## Begin Data lines

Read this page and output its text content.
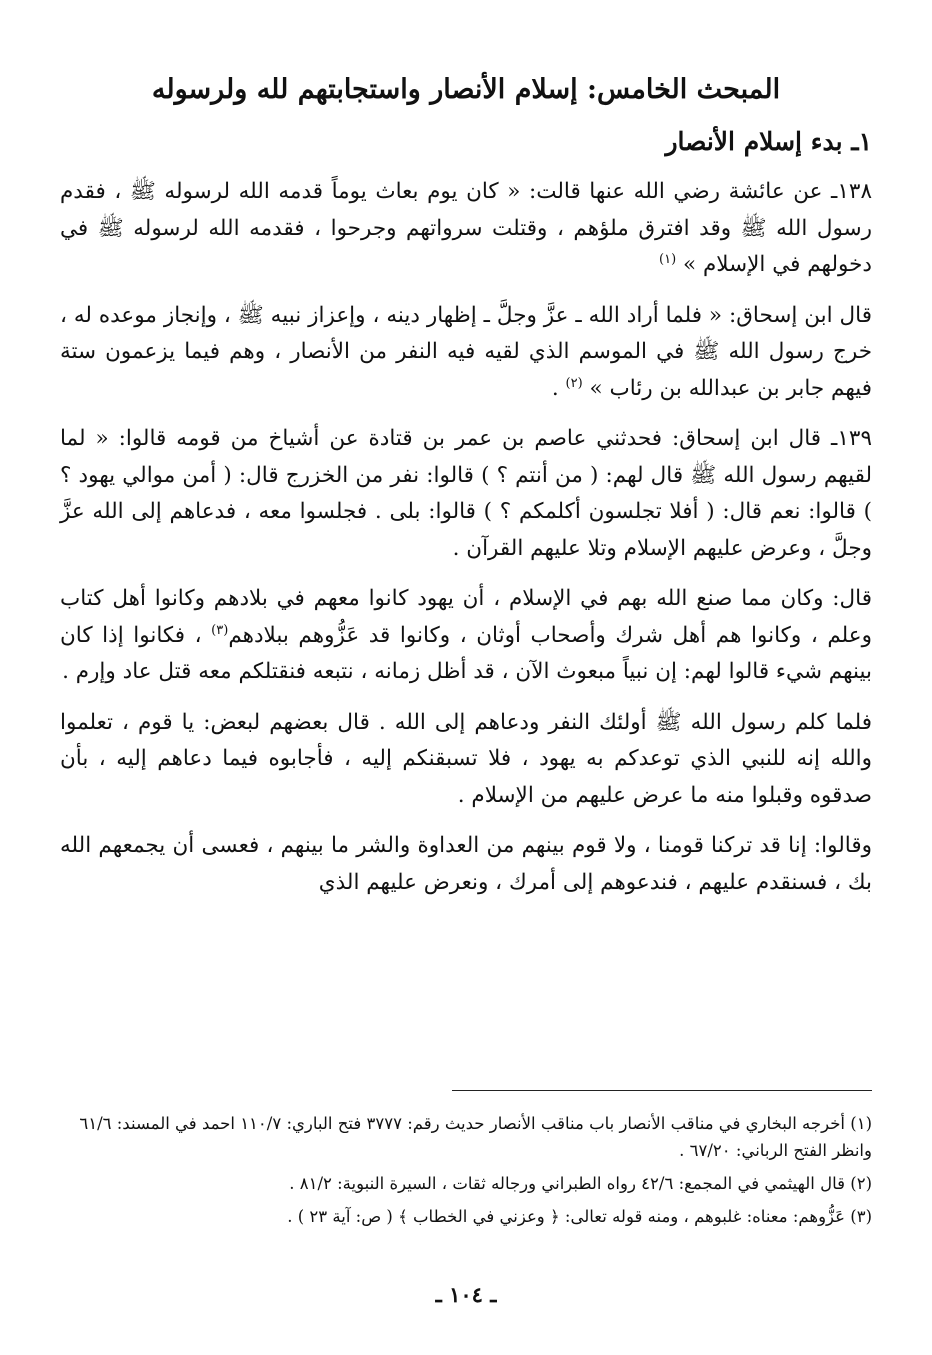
المبحث الخامس: إسلام الأنصار واستجابتهم لله ولرسوله
١ـ بدء إسلام الأنصار

١٣٨ـ عن عائشة رضي الله عنها قالت: « كان يوم بعاث يوماً قدمه الله لرسوله ﷺ ، فقدم رسول الله ﷺ وقد افترق ملؤهم ، وقتلت سرواتهم وجرحوا ، فقدمه الله لرسوله ﷺ في دخولهم في الإسلام » $^{(١)}$

قال ابن إسحاق: « فلما أراد الله ـ عزَّ وجلَّ ـ إظهار دينه ، وإعزاز نبيه ﷺ ، وإنجاز موعده له ، خرج رسول الله ﷺ في الموسم الذي لقيه فيه النفر من الأنصار ، وهم فيما يزعمون ستة فيهم جابر بن عبدالله بن رئاب » $^{(٢)}$ .

١٣٩ـ قال ابن إسحاق: فحدثني عاصم بن عمر بن قتادة عن أشياخ من قومه قالوا: « لما لقيهم رسول الله ﷺ قال لهم: ( من أنتم ؟ ) قالوا: نفر من الخزرج قال: ( أمن موالي يهود ؟ ) قالوا: نعم قال: ( أفلا تجلسون أكلمكم ؟ ) قالوا: بلى . فجلسوا معه ، فدعاهم إلى الله عزَّ وجلَّ ، وعرض عليهم الإسلام وتلا عليهم القرآن .

قال: وكان مما صنع الله بهم في الإسلام ، أن يهود كانوا معهم في بلادهم وكانوا أهل كتاب وعلم ، وكانوا هم أهل شرك وأصحاب أوثان ، وكانوا قد عَزُّوهم ببلادهم$^{(٣)}$ ، فكانوا إذا كان بينهم شيء قالوا لهم: إن نبياً مبعوث الآن ، قد أظل زمانه ، نتبعه فنقتلكم معه قتل عاد وإرم .

فلما كلم رسول الله ﷺ أولئك النفر ودعاهم إلى الله . قال بعضهم لبعض: يا قوم ، تعلموا والله إنه للنبي الذي توعدكم به يهود ، فلا تسبقنكم إليه ، فأجابوه فيما دعاهم إليه ، بأن صدقوه وقبلوا منه ما عرض عليهم من الإسلام .

وقالوا: إنا قد تركنا قومنا ، ولا قوم بينهم من العداوة والشر ما بينهم ، فعسى أن يجمعهم الله بك ، فسنقدم عليهم ، فندعوهم إلى أمرك ، ونعرض عليهم الذي

(١) أخرجه البخاري في مناقب الأنصار باب مناقب الأنصار حديث رقم: ٣٧٧٧ فتح الباري: ١١٠/٧ احمد في المسند: ٦١/٦ وانظر الفتح الرباني: ٦٧/٢٠ .

(٢) قال الهيثمي في المجمع: ٤٢/٦ رواه الطبراني ورجاله ثقات ، السيرة النبوية: ٨١/٢ .

(٣) عَزُّوهم: معناه: غلبوهم ، ومنه قوله تعالى: ﴿ وعزني في الخطاب ﴾ ( ص: آية ٢٣ ) .

ـ ١٠٤ ـ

## End Data lines

Do this ->
From the data above, gather every line that includes the word "عليهم".

In response ->
١٣٩ـ قال ابن إسحاق: فحدثني عاصم بن عمر بن قتادة عن أشياخ من قومه قالوا: « لما لقيهم رسول الله ﷺ قال لهم: ( من أنتم ؟ ) قالوا: نفر من الخزرج قال: ( أمن موالي يهود ؟ ) قالوا: نعم قال: ( أفلا تجلسون أكلمكم ؟ ) قالوا: بلى . فجلسوا معه ، فدعاهم إلى الله عزَّ وجلَّ ، وعرض عليهم الإسلام وتلا عليهم القرآن .
فلما كلم رسول الله ﷺ أولئك النفر ودعاهم إلى الله . قال بعضهم لبعض: يا قوم ، تعلموا والله إنه للنبي الذي توعدكم به يهود ، فلا تسبقنكم إليه ، فأجابوه فيما دعاهم إليه ، بأن صدقوه وقبلوا منه ما عرض عليهم من الإسلام .
وقالوا: إنا قد تركنا قومنا ، ولا قوم بينهم من العداوة والشر ما بينهم ، فعسى أن يجمعهم الله بك ، فسنقدم عليهم ، فندعوهم إلى أمرك ، ونعرض عليهم الذي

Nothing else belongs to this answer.